## Begin Records supplied
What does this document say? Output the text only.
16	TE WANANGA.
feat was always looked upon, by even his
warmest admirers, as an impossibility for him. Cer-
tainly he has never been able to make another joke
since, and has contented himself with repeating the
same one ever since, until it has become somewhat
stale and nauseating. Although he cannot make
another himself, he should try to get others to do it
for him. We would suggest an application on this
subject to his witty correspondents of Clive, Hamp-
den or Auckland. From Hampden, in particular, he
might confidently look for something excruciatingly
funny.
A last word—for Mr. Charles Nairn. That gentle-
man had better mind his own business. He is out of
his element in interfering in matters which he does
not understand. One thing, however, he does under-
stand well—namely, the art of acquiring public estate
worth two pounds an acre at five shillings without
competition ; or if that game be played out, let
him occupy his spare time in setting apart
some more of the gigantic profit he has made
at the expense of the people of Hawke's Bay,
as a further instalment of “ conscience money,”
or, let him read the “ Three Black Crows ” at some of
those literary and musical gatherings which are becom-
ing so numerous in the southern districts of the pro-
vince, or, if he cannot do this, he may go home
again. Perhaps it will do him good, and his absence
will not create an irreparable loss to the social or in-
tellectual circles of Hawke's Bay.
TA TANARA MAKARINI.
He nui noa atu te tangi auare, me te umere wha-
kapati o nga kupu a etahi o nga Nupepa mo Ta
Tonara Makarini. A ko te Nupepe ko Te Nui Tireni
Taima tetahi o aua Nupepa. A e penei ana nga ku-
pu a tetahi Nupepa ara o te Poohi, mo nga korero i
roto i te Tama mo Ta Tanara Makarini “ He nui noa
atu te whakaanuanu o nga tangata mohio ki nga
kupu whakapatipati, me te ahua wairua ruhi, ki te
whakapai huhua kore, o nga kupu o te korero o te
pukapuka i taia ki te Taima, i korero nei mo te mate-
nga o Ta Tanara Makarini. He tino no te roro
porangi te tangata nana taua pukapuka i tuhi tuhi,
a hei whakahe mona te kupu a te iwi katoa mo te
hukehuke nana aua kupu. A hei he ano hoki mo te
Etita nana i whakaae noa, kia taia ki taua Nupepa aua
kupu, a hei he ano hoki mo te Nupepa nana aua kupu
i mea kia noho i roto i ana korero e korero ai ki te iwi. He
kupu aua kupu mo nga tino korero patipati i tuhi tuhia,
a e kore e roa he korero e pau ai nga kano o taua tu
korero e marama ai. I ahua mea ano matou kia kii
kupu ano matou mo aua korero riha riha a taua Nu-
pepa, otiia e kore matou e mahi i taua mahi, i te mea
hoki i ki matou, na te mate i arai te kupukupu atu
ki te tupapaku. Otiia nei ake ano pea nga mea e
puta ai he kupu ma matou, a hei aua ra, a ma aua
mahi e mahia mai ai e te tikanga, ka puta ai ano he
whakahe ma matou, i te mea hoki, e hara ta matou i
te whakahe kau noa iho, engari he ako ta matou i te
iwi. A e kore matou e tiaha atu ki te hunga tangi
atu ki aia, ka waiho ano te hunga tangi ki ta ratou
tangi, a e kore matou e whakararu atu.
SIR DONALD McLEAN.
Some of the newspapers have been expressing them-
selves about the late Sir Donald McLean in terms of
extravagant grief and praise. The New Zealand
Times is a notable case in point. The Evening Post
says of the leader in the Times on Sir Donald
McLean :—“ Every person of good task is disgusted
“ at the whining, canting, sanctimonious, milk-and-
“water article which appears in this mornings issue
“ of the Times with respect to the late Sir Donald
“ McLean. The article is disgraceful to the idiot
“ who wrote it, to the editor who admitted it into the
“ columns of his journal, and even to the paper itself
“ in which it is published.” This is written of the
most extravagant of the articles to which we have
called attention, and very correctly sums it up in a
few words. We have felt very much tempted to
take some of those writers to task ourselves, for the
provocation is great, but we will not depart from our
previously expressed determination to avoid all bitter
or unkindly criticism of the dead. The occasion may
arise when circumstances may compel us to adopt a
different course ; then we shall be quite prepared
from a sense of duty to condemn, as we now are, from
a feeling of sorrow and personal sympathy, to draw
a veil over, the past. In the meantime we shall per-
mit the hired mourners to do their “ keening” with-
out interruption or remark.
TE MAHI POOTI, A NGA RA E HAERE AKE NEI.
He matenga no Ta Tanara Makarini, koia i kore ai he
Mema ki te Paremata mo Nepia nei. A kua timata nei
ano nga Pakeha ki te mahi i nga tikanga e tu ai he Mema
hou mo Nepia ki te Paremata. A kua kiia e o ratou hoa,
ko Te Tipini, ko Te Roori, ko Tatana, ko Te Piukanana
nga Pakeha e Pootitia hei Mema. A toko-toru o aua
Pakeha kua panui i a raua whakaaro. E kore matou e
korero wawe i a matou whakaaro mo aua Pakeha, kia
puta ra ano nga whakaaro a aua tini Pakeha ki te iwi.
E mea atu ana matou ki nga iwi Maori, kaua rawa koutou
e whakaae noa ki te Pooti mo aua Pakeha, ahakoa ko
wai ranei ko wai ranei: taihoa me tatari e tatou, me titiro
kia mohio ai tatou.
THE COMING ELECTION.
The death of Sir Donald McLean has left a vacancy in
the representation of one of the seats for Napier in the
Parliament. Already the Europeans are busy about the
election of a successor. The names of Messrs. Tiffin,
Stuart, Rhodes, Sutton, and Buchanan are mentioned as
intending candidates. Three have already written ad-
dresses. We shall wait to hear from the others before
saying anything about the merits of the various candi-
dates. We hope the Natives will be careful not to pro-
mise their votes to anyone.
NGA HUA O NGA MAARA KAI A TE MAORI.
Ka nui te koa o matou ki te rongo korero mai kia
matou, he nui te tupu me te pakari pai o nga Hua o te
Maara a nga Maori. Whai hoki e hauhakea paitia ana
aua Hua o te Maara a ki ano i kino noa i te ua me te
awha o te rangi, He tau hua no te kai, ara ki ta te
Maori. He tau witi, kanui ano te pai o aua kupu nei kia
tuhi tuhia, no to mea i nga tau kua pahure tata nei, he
## End Records supplied
(Short task): The entries above must be returned in full, exactly as shown.

(Final result):
What does this document say? Output the text only.
16	TE WANANGA.
feat was always looked upon, by even his
warmest admirers, as an impossibility for him. Cer-
tainly he has never been able to make another joke
since, and has contented himself with repeating the
same one ever since, until it has become somewhat
stale and nauseating. Although he cannot make
another himself, he should try to get others to do it
for him. We would suggest an application on this
subject to his witty correspondents of Clive, Hamp-
den or Auckland. From Hampden, in particular, he
might confidently look for something excruciatingly
funny.
A last word—for Mr. Charles Nairn. That gentle-
man had better mind his own business. He is out of
his element in interfering in matters which he does
not understand. One thing, however, he does under-
stand well—namely, the art of acquiring public estate
worth two pounds an acre at five shillings without
competition ; or if that game be played out, let
him occupy his spare time in setting apart
some more of the gigantic profit he has made
at the expense of the people of Hawke's Bay,
as a further instalment of “ conscience money,”
or, let him read the “ Three Black Crows ” at some of
those literary and musical gatherings which are becom-
ing so numerous in the southern districts of the pro-
vince, or, if he cannot do this, he may go home
again. Perhaps it will do him good, and his absence
will not create an irreparable loss to the social or in-
tellectual circles of Hawke's Bay.
TA TANARA MAKARINI.
He nui noa atu te tangi auare, me te umere wha-
kapati o nga kupu a etahi o nga Nupepa mo Ta
Tonara Makarini. A ko te Nupepe ko Te Nui Tireni
Taima tetahi o aua Nupepa. A e penei ana nga ku-
pu a tetahi Nupepa ara o te Poohi, mo nga korero i
roto i te Tama mo Ta Tanara Makarini “ He nui noa
atu te whakaanuanu o nga tangata mohio ki nga
kupu whakapatipati, me te ahua wairua ruhi, ki te
whakapai huhua kore, o nga kupu o te korero o te
pukapuka i taia ki te Taima, i korero nei mo te mate-
nga o Ta Tanara Makarini. He tino no te roro
porangi te tangata nana taua pukapuka i tuhi tuhi,
a hei whakahe mona te kupu a te iwi katoa mo te
hukehuke nana aua kupu. A hei he ano hoki mo te
Etita nana i whakaae noa, kia taia ki taua Nupepa aua
kupu, a hei he ano hoki mo te Nupepa nana aua kupu
i mea kia noho i roto i ana korero e korero ai ki te iwi. He
kupu aua kupu mo nga tino korero patipati i tuhi tuhia,
a e kore e roa he korero e pau ai nga kano o taua tu
korero e marama ai. I ahua mea ano matou kia kii
kupu ano matou mo aua korero riha riha a taua Nu-
pepa, otiia e kore matou e mahi i taua mahi, i te mea
hoki i ki matou, na te mate i arai te kupukupu atu
ki te tupapaku. Otiia nei ake ano pea nga mea e
puta ai he kupu ma matou, a hei aua ra, a ma aua
mahi e mahia mai ai e te tikanga, ka puta ai ano he
whakahe ma matou, i te mea hoki, e hara ta matou i
te whakahe kau noa iho, engari he ako ta matou i te
iwi. A e kore matou e tiaha atu ki te hunga tangi
atu ki aia, ka waiho ano te hunga tangi ki ta ratou
tangi, a e kore matou e whakararu atu.
SIR DONALD McLEAN.
Some of the newspapers have been expressing them-
selves about the late Sir Donald McLean in terms of
extravagant grief and praise. The New Zealand
Times is a notable case in point. The Evening Post
says of the leader in the Times on Sir Donald
McLean :—“ Every person of good task is disgusted
“ at the whining, canting, sanctimonious, milk-and-
“water article which appears in this mornings issue
“ of the Times with respect to the late Sir Donald
“ McLean. The article is disgraceful to the idiot
“ who wrote it, to the editor who admitted it into the
“ columns of his journal, and even to the paper itself
“ in which it is published.” This is written of the
most extravagant of the articles to which we have
called attention, and very correctly sums it up in a
few words. We have felt very much tempted to
take some of those writers to task ourselves, for the
provocation is great, but we will not depart from our
previously expressed determination to avoid all bitter
or unkindly criticism of the dead. The occasion may
arise when circumstances may compel us to adopt a
different course ; then we shall be quite prepared
from a sense of duty to condemn, as we now are, from
a feeling of sorrow and personal sympathy, to draw
a veil over, the past. In the meantime we shall per-
mit the hired mourners to do their “ keening” with-
out interruption or remark.
TE MAHI POOTI, A NGA RA E HAERE AKE NEI.
He matenga no Ta Tanara Makarini, koia i kore ai he
Mema ki te Paremata mo Nepia nei. A kua timata nei
ano nga Pakeha ki te mahi i nga tikanga e tu ai he Mema
hou mo Nepia ki te Paremata. A kua kiia e o ratou hoa,
ko Te Tipini, ko Te Roori, ko Tatana, ko Te Piukanana
nga Pakeha e Pootitia hei Mema. A toko-toru o aua
Pakeha kua panui i a raua whakaaro. E kore matou e
korero wawe i a matou whakaaro mo aua Pakeha, kia
puta ra ano nga whakaaro a aua tini Pakeha ki te iwi.
E mea atu ana matou ki nga iwi Maori, kaua rawa koutou
e whakaae noa ki te Pooti mo aua Pakeha, ahakoa ko
wai ranei ko wai ranei: taihoa me tatari e tatou, me titiro
kia mohio ai tatou.
THE COMING ELECTION.
The death of Sir Donald McLean has left a vacancy in
the representation of one of the seats for Napier in the
Parliament. Already the Europeans are busy about the
election of a successor. The names of Messrs. Tiffin,
Stuart, Rhodes, Sutton, and Buchanan are mentioned as
intending candidates. Three have already written ad-
dresses. We shall wait to hear from the others before
saying anything about the merits of the various candi-
dates. We hope the Natives will be careful not to pro-
mise their votes to anyone.
NGA HUA O NGA MAARA KAI A TE MAORI.
Ka nui te koa o matou ki te rongo korero mai kia
matou, he nui te tupu me te pakari pai o nga Hua o te
Maara a nga Maori. Whai hoki e hauhakea paitia ana
aua Hua o te Maara a ki ano i kino noa i te ua me te
awha o te rangi, He tau hua no te kai, ara ki ta te
Maori. He tau witi, kanui ano te pai o aua kupu nei kia
tuhi tuhia, no to mea i nga tau kua pahure tata nei, he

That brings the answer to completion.